[Stored data]

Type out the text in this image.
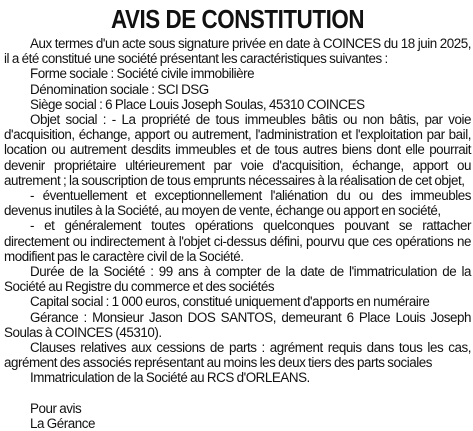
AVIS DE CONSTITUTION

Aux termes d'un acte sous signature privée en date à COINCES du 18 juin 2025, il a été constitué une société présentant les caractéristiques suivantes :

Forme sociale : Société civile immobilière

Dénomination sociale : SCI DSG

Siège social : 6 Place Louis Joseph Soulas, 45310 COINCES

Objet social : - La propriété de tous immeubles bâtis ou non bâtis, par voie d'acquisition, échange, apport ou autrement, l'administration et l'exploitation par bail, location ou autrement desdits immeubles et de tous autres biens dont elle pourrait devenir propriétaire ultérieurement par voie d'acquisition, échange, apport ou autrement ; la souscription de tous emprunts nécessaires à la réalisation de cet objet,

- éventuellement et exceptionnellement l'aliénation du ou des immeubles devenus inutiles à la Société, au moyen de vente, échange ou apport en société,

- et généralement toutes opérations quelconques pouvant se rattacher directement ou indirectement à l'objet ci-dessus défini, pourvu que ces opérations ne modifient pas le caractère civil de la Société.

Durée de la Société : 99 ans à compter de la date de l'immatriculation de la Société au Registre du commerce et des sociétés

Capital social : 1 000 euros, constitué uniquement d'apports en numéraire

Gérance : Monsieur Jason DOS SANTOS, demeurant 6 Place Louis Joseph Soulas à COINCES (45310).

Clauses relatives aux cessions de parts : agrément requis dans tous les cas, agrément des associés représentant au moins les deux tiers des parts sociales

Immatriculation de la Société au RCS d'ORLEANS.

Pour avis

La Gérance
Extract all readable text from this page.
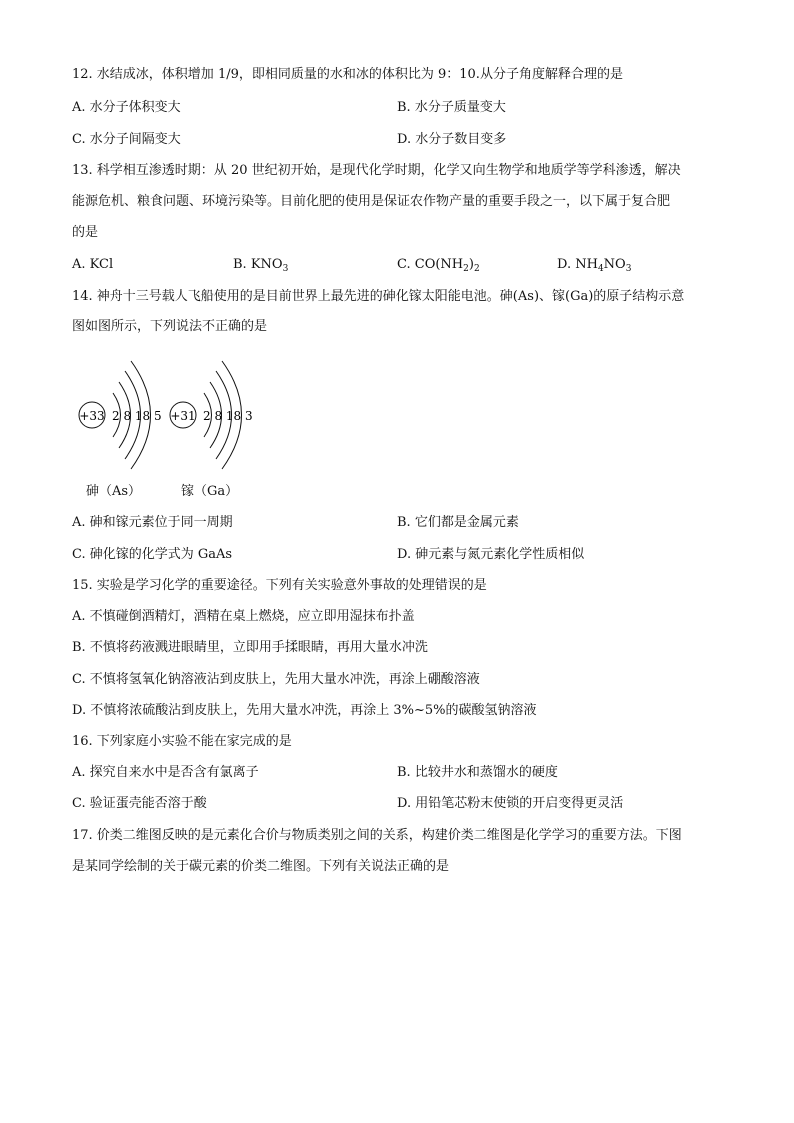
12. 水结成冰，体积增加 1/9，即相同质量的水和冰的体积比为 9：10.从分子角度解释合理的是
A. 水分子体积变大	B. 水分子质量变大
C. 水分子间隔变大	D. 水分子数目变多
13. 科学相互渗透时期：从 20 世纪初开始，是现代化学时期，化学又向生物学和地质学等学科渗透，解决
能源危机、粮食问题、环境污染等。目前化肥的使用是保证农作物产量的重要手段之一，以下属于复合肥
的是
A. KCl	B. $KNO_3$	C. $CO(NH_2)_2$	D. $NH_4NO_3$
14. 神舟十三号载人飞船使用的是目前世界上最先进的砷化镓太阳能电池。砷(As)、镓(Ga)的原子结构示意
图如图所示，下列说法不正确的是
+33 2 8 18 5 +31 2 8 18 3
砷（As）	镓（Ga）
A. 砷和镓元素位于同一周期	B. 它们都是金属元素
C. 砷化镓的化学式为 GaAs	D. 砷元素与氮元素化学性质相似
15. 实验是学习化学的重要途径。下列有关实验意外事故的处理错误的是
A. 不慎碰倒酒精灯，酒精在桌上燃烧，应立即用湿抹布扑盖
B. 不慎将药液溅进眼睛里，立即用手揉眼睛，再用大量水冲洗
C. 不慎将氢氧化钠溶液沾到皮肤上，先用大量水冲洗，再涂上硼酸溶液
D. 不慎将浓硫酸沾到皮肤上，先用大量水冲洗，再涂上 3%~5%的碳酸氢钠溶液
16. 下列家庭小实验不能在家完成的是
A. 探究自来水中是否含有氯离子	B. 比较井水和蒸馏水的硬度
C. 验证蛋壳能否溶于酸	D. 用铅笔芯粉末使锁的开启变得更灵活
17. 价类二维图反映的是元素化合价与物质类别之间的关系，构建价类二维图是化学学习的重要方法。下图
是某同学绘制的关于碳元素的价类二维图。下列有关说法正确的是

REQUIREMENTS: From the data above, work out how many lines hold "text". Answer with the number alone.

TASK RESULT: 2